Source material
***

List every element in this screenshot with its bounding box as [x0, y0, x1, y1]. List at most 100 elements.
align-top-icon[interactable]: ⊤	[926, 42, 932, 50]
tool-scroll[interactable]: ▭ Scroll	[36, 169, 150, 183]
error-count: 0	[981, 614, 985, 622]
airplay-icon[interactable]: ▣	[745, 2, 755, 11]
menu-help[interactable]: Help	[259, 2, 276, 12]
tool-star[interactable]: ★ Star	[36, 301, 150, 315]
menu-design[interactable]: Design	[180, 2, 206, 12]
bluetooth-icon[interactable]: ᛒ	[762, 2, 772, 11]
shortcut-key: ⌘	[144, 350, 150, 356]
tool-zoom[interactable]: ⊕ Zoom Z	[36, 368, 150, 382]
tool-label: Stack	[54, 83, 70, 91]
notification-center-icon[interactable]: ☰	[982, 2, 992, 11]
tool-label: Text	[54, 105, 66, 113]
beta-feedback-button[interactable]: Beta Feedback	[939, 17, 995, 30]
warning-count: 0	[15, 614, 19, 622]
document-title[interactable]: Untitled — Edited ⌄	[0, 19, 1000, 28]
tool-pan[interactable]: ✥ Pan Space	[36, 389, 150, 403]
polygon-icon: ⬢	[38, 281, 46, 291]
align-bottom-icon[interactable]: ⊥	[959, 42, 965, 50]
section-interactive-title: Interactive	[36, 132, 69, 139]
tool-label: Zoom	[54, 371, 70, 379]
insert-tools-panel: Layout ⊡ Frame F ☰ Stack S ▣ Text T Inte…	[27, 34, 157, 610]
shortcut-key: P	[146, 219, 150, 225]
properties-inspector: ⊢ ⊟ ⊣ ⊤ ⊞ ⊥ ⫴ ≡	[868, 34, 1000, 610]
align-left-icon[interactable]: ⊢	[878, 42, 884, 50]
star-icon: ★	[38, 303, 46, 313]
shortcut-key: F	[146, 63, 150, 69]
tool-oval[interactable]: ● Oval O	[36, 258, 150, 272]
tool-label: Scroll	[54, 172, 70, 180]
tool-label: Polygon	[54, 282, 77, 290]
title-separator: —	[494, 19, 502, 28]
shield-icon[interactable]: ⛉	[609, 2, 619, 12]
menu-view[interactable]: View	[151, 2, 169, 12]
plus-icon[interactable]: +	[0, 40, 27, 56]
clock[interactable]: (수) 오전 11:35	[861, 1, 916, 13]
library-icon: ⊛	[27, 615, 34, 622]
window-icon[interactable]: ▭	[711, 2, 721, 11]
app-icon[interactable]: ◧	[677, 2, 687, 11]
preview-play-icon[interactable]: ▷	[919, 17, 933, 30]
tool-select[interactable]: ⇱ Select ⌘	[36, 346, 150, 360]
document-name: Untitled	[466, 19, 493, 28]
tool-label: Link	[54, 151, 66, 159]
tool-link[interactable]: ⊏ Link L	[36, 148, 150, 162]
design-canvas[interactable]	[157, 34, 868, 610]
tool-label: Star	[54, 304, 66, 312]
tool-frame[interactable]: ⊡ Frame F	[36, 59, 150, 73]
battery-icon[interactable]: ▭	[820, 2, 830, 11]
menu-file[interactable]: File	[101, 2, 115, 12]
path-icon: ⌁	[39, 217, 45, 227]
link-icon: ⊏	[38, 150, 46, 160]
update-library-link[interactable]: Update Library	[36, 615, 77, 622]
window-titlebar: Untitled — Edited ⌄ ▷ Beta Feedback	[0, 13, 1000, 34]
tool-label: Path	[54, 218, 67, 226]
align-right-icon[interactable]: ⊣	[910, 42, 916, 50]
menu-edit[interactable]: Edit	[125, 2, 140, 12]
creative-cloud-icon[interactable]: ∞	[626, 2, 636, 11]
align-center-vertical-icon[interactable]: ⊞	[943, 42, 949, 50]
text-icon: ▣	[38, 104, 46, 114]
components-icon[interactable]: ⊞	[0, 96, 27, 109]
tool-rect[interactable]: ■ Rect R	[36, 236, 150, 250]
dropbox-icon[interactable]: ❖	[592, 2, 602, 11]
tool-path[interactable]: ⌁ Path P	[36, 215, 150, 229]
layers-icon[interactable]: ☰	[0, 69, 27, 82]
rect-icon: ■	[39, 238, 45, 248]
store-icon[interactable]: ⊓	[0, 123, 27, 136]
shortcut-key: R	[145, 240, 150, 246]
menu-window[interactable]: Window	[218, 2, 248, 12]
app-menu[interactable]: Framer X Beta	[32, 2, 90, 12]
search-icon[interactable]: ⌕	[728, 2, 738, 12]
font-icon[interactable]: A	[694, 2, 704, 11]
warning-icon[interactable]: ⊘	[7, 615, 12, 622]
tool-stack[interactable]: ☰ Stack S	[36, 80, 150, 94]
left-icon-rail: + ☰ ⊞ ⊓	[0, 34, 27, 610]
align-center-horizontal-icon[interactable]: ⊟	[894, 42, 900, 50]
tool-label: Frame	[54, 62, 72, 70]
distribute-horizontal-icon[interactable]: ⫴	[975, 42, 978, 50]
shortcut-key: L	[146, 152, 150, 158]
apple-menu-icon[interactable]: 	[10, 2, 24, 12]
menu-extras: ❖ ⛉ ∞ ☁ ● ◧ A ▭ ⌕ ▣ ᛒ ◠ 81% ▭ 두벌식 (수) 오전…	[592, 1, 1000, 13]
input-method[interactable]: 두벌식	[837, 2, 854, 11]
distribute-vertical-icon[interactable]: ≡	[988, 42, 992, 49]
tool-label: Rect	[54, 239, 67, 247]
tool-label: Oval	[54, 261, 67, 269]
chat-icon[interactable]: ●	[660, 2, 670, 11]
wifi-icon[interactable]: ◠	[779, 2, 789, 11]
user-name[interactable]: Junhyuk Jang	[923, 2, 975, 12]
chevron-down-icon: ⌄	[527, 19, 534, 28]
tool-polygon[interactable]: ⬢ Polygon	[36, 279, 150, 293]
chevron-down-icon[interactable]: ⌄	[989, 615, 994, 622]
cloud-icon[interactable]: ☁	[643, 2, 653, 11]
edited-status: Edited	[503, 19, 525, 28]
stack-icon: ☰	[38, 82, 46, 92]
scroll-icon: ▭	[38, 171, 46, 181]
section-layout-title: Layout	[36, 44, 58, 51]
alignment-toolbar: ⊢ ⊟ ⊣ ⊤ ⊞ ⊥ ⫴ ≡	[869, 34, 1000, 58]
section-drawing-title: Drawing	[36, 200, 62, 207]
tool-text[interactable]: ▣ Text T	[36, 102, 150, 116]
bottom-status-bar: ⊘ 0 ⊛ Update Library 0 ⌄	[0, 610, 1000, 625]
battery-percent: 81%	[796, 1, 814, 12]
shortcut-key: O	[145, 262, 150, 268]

***

Reproduce the listing above, switching every "shortcut-key" to "hotkey-label" and leaving everything else unchanged.

List every element in this screenshot with its bounding box as [x0, y0, x1, y1]. List at most 100 elements.
align-top-icon[interactable]: ⊤	[926, 42, 932, 50]
tool-scroll[interactable]: ▭ Scroll	[36, 169, 150, 183]
error-count: 0	[981, 614, 985, 622]
airplay-icon[interactable]: ▣	[745, 2, 755, 11]
menu-help[interactable]: Help	[259, 2, 276, 12]
tool-star[interactable]: ★ Star	[36, 301, 150, 315]
menu-design[interactable]: Design	[180, 2, 206, 12]
bluetooth-icon[interactable]: ᛒ	[762, 2, 772, 11]
hotkey-label: ⌘	[144, 350, 150, 356]
tool-zoom[interactable]: ⊕ Zoom Z	[36, 368, 150, 382]
tool-label: Stack	[54, 83, 70, 91]
notification-center-icon[interactable]: ☰	[982, 2, 992, 11]
tool-label: Text	[54, 105, 66, 113]
beta-feedback-button[interactable]: Beta Feedback	[939, 17, 995, 30]
warning-count: 0	[15, 614, 19, 622]
document-title[interactable]: Untitled — Edited ⌄	[0, 19, 1000, 28]
tool-pan[interactable]: ✥ Pan Space	[36, 389, 150, 403]
polygon-icon: ⬢	[38, 281, 46, 291]
align-bottom-icon[interactable]: ⊥	[959, 42, 965, 50]
section-interactive-title: Interactive	[36, 132, 69, 139]
tool-label: Zoom	[54, 371, 70, 379]
insert-tools-panel: Layout ⊡ Frame F ☰ Stack S ▣ Text T Inte…	[27, 34, 157, 610]
hotkey-label: P	[146, 219, 150, 225]
properties-inspector: ⊢ ⊟ ⊣ ⊤ ⊞ ⊥ ⫴ ≡	[868, 34, 1000, 610]
align-left-icon[interactable]: ⊢	[878, 42, 884, 50]
star-icon: ★	[38, 303, 46, 313]
hotkey-label: F	[146, 63, 150, 69]
tool-oval[interactable]: ● Oval O	[36, 258, 150, 272]
tool-label: Scroll	[54, 172, 70, 180]
tool-label: Polygon	[54, 282, 77, 290]
title-separator: —	[494, 19, 502, 28]
shield-icon[interactable]: ⛉	[609, 2, 619, 12]
menu-view[interactable]: View	[151, 2, 169, 12]
plus-icon[interactable]: +	[0, 40, 27, 56]
clock[interactable]: (수) 오전 11:35	[861, 1, 916, 13]
library-icon: ⊛	[27, 615, 34, 622]
window-icon[interactable]: ▭	[711, 2, 721, 11]
app-icon[interactable]: ◧	[677, 2, 687, 11]
preview-play-icon[interactable]: ▷	[919, 17, 933, 30]
tool-select[interactable]: ⇱ Select ⌘	[36, 346, 150, 360]
document-name: Untitled	[466, 19, 493, 28]
tool-label: Link	[54, 151, 66, 159]
tool-link[interactable]: ⊏ Link L	[36, 148, 150, 162]
design-canvas[interactable]	[157, 34, 868, 610]
tool-label: Star	[54, 304, 66, 312]
tool-frame[interactable]: ⊡ Frame F	[36, 59, 150, 73]
battery-icon[interactable]: ▭	[820, 2, 830, 11]
menu-file[interactable]: File	[101, 2, 115, 12]
path-icon: ⌁	[39, 217, 45, 227]
link-icon: ⊏	[38, 150, 46, 160]
update-library-link[interactable]: Update Library	[36, 615, 77, 622]
window-titlebar: Untitled — Edited ⌄ ▷ Beta Feedback	[0, 13, 1000, 34]
tool-label: Path	[54, 218, 67, 226]
align-right-icon[interactable]: ⊣	[910, 42, 916, 50]
menu-edit[interactable]: Edit	[125, 2, 140, 12]
creative-cloud-icon[interactable]: ∞	[626, 2, 636, 11]
align-center-vertical-icon[interactable]: ⊞	[943, 42, 949, 50]
text-icon: ▣	[38, 104, 46, 114]
components-icon[interactable]: ⊞	[0, 96, 27, 109]
tool-rect[interactable]: ■ Rect R	[36, 236, 150, 250]
dropbox-icon[interactable]: ❖	[592, 2, 602, 11]
tool-path[interactable]: ⌁ Path P	[36, 215, 150, 229]
layers-icon[interactable]: ☰	[0, 69, 27, 82]
rect-icon: ■	[39, 238, 45, 248]
store-icon[interactable]: ⊓	[0, 123, 27, 136]
hotkey-label: R	[145, 240, 150, 246]
menu-window[interactable]: Window	[218, 2, 248, 12]
app-menu[interactable]: Framer X Beta	[32, 2, 90, 12]
search-icon[interactable]: ⌕	[728, 2, 738, 12]
font-icon[interactable]: A	[694, 2, 704, 11]
warning-icon[interactable]: ⊘	[7, 615, 12, 622]
tool-stack[interactable]: ☰ Stack S	[36, 80, 150, 94]
left-icon-rail: + ☰ ⊞ ⊓	[0, 34, 27, 610]
align-center-horizontal-icon[interactable]: ⊟	[894, 42, 900, 50]
tool-label: Frame	[54, 62, 72, 70]
distribute-horizontal-icon[interactable]: ⫴	[975, 42, 978, 50]
hotkey-label: L	[146, 152, 150, 158]
apple-menu-icon[interactable]: 	[10, 2, 24, 12]
menu-extras: ❖ ⛉ ∞ ☁ ● ◧ A ▭ ⌕ ▣ ᛒ ◠ 81% ▭ 두벌식 (수) 오전…	[592, 1, 1000, 13]
input-method[interactable]: 두벌식	[837, 2, 854, 11]
distribute-vertical-icon[interactable]: ≡	[988, 42, 992, 49]
tool-label: Rect	[54, 239, 67, 247]
tool-label: Oval	[54, 261, 67, 269]
chat-icon[interactable]: ●	[660, 2, 670, 11]
wifi-icon[interactable]: ◠	[779, 2, 789, 11]
user-name[interactable]: Junhyuk Jang	[923, 2, 975, 12]
chevron-down-icon: ⌄	[527, 19, 534, 28]
tool-polygon[interactable]: ⬢ Polygon	[36, 279, 150, 293]
chevron-down-icon[interactable]: ⌄	[989, 615, 994, 622]
cloud-icon[interactable]: ☁	[643, 2, 653, 11]
edited-status: Edited	[503, 19, 525, 28]
stack-icon: ☰	[38, 82, 46, 92]
scroll-icon: ▭	[38, 171, 46, 181]
section-layout-title: Layout	[36, 44, 58, 51]
alignment-toolbar: ⊢ ⊟ ⊣ ⊤ ⊞ ⊥ ⫴ ≡	[869, 34, 1000, 58]
section-drawing-title: Drawing	[36, 200, 62, 207]
tool-text[interactable]: ▣ Text T	[36, 102, 150, 116]
bottom-status-bar: ⊘ 0 ⊛ Update Library 0 ⌄	[0, 610, 1000, 625]
battery-percent: 81%	[796, 1, 814, 12]
hotkey-label: O	[145, 262, 150, 268]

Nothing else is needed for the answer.